WRITTEN TASK:
Copy each entry as it stands, leaving nothing out.

-- RECORDS SHOWN start --

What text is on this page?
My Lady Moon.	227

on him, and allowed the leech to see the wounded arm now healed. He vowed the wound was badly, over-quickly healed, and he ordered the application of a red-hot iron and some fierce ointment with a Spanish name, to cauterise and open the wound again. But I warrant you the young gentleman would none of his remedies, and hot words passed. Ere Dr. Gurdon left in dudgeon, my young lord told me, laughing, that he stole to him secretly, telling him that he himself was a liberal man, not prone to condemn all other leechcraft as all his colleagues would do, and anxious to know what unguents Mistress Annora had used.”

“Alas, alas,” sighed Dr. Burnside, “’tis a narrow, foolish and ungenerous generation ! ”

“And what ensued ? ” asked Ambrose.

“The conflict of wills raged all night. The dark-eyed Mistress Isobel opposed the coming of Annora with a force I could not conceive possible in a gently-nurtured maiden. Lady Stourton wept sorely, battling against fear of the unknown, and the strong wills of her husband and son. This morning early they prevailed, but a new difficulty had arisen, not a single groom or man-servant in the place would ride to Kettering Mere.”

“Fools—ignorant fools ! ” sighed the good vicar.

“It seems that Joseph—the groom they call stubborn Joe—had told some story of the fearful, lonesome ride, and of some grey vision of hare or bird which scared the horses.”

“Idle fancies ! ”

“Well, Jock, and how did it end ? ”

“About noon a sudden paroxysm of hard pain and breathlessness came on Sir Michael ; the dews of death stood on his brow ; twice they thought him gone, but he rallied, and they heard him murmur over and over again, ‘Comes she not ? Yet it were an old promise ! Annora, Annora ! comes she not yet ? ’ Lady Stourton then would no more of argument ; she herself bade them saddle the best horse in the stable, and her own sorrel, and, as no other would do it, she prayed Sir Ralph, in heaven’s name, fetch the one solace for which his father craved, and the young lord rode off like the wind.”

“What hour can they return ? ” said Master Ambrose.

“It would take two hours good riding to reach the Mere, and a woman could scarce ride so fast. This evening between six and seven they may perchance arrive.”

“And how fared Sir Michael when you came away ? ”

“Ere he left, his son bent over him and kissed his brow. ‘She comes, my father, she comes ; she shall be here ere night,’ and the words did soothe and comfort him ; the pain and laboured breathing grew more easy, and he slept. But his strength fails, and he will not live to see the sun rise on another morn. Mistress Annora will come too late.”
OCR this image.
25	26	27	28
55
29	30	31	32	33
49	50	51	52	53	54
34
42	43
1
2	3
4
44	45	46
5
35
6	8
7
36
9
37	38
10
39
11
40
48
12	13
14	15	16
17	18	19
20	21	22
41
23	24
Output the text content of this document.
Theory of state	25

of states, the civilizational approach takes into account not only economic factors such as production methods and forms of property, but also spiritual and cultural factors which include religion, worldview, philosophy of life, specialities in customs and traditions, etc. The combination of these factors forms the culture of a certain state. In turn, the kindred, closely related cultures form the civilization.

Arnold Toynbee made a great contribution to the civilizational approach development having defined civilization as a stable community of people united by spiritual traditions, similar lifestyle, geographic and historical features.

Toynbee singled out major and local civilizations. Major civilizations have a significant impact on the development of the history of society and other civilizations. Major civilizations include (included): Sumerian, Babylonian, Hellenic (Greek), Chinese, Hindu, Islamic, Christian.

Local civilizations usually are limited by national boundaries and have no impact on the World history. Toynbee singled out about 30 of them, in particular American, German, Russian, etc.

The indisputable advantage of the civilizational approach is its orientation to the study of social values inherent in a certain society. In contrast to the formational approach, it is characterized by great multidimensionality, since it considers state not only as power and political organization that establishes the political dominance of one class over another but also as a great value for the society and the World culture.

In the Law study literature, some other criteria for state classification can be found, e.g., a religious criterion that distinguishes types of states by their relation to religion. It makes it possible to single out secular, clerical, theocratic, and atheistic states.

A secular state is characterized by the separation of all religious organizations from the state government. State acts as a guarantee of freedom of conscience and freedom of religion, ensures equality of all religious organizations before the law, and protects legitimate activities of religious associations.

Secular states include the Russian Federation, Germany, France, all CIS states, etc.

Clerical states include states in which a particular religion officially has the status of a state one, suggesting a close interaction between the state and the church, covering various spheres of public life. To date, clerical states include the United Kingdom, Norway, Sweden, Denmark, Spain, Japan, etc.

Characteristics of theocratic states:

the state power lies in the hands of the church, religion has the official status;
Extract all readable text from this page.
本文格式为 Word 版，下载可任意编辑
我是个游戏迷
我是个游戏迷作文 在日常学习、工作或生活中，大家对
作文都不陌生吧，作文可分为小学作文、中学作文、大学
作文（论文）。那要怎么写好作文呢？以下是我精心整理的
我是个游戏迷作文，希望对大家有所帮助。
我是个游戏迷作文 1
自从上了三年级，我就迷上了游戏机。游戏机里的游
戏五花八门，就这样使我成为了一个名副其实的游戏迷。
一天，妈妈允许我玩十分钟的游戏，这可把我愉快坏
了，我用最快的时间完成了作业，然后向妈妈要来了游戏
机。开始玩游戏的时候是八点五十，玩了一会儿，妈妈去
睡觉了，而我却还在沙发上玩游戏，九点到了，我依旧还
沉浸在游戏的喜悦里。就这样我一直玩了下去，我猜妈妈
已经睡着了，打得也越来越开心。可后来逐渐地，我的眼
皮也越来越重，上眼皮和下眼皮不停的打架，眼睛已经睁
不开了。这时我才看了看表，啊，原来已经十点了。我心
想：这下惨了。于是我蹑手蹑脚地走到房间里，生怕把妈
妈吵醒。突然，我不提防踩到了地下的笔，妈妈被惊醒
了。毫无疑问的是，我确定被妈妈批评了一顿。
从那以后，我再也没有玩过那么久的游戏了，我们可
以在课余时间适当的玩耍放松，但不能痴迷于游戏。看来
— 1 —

-- RECORDS SHOWN end --

COMPLETE RESPONSE:
What text is on this page?
My Lady Moon.	227

on him, and allowed the leech to see the wounded arm now healed. He vowed the wound was badly, over-quickly healed, and he ordered the application of a red-hot iron and some fierce ointment with a Spanish name, to cauterise and open the wound again. But I warrant you the young gentleman would none of his remedies, and hot words passed. Ere Dr. Gurdon left in dudgeon, my young lord told me, laughing, that he stole to him secretly, telling him that he himself was a liberal man, not prone to condemn all other leechcraft as all his colleagues would do, and anxious to know what unguents Mistress Annora had used.”

“Alas, alas,” sighed Dr. Burnside, “’tis a narrow, foolish and ungenerous generation ! ”

“And what ensued ? ” asked Ambrose.

“The conflict of wills raged all night. The dark-eyed Mistress Isobel opposed the coming of Annora with a force I could not conceive possible in a gently-nurtured maiden. Lady Stourton wept sorely, battling against fear of the unknown, and the strong wills of her husband and son. This morning early they prevailed, but a new difficulty had arisen, not a single groom or man-servant in the place would ride to Kettering Mere.”

“Fools—ignorant fools ! ” sighed the good vicar.

“It seems that Joseph—the groom they call stubborn Joe—had told some story of the fearful, lonesome ride, and of some grey vision of hare or bird which scared the horses.”

“Idle fancies ! ”

“Well, Jock, and how did it end ? ”

“About noon a sudden paroxysm of hard pain and breathlessness came on Sir Michael ; the dews of death stood on his brow ; twice they thought him gone, but he rallied, and they heard him murmur over and over again, ‘Comes she not ? Yet it were an old promise ! Annora, Annora ! comes she not yet ? ’ Lady Stourton then would no more of argument ; she herself bade them saddle the best horse in the stable, and her own sorrel, and, as no other would do it, she prayed Sir Ralph, in heaven’s name, fetch the one solace for which his father craved, and the young lord rode off like the wind.”

“What hour can they return ? ” said Master Ambrose.

“It would take two hours good riding to reach the Mere, and a woman could scarce ride so fast. This evening between six and seven they may perchance arrive.”

“And how fared Sir Michael when you came away ? ”

“Ere he left, his son bent over him and kissed his brow. ‘She comes, my father, she comes ; she shall be here ere night,’ and the words did soothe and comfort him ; the pain and laboured breathing grew more easy, and he slept. But his strength fails, and he will not live to see the sun rise on another morn. Mistress Annora will come too late.”
OCR this image.
25	26	27	28
55
29	30	31	32	33
49	50	51	52	53	54
34
42	43
1
2	3
4
44	45	46
5
35
6	8
7
36
9
37	38
10
39
11
40
48
12	13
14	15	16
17	18	19
20	21	22
41
23	24
Output the text content of this document.
Theory of state	25

of states, the civilizational approach takes into account not only economic factors such as production methods and forms of property, but also spiritual and cultural factors which include religion, worldview, philosophy of life, specialities in customs and traditions, etc. The combination of these factors forms the culture of a certain state. In turn, the kindred, closely related cultures form the civilization.

Arnold Toynbee made a great contribution to the civilizational approach development having defined civilization as a stable community of people united by spiritual traditions, similar lifestyle, geographic and historical features.

Toynbee singled out major and local civilizations. Major civilizations have a significant impact on the development of the history of society and other civilizations. Major civilizations include (included): Sumerian, Babylonian, Hellenic (Greek), Chinese, Hindu, Islamic, Christian.

Local civilizations usually are limited by national boundaries and have no impact on the World history. Toynbee singled out about 30 of them, in particular American, German, Russian, etc.

The indisputable advantage of the civilizational approach is its orientation to the study of social values inherent in a certain society. In contrast to the formational approach, it is characterized by great multidimensionality, since it considers state not only as power and political organization that establishes the political dominance of one class over another but also as a great value for the society and the World culture.

In the Law study literature, some other criteria for state classification can be found, e.g., a religious criterion that distinguishes types of states by their relation to religion. It makes it possible to single out secular, clerical, theocratic, and atheistic states.

A secular state is characterized by the separation of all religious organizations from the state government. State acts as a guarantee of freedom of conscience and freedom of religion, ensures equality of all religious organizations before the law, and protects legitimate activities of religious associations.

Secular states include the Russian Federation, Germany, France, all CIS states, etc.

Clerical states include states in which a particular religion officially has the status of a state one, suggesting a close interaction between the state and the church, covering various spheres of public life. To date, clerical states include the United Kingdom, Norway, Sweden, Denmark, Spain, Japan, etc.

Characteristics of theocratic states:

the state power lies in the hands of the church, religion has the official status;
Extract all readable text from this page.
本文格式为 Word 版，下载可任意编辑
我是个游戏迷
我是个游戏迷作文 在日常学习、工作或生活中，大家对
作文都不陌生吧，作文可分为小学作文、中学作文、大学
作文（论文）。那要怎么写好作文呢？以下是我精心整理的
我是个游戏迷作文，希望对大家有所帮助。
我是个游戏迷作文 1
自从上了三年级，我就迷上了游戏机。游戏机里的游
戏五花八门，就这样使我成为了一个名副其实的游戏迷。
一天，妈妈允许我玩十分钟的游戏，这可把我愉快坏
了，我用最快的时间完成了作业，然后向妈妈要来了游戏
机。开始玩游戏的时候是八点五十，玩了一会儿，妈妈去
睡觉了，而我却还在沙发上玩游戏，九点到了，我依旧还
沉浸在游戏的喜悦里。就这样我一直玩了下去，我猜妈妈
已经睡着了，打得也越来越开心。可后来逐渐地，我的眼
皮也越来越重，上眼皮和下眼皮不停的打架，眼睛已经睁
不开了。这时我才看了看表，啊，原来已经十点了。我心
想：这下惨了。于是我蹑手蹑脚地走到房间里，生怕把妈
妈吵醒。突然，我不提防踩到了地下的笔，妈妈被惊醒
了。毫无疑问的是，我确定被妈妈批评了一顿。
从那以后，我再也没有玩过那么久的游戏了，我们可
以在课余时间适当的玩耍放松，但不能痴迷于游戏。看来
— 1 —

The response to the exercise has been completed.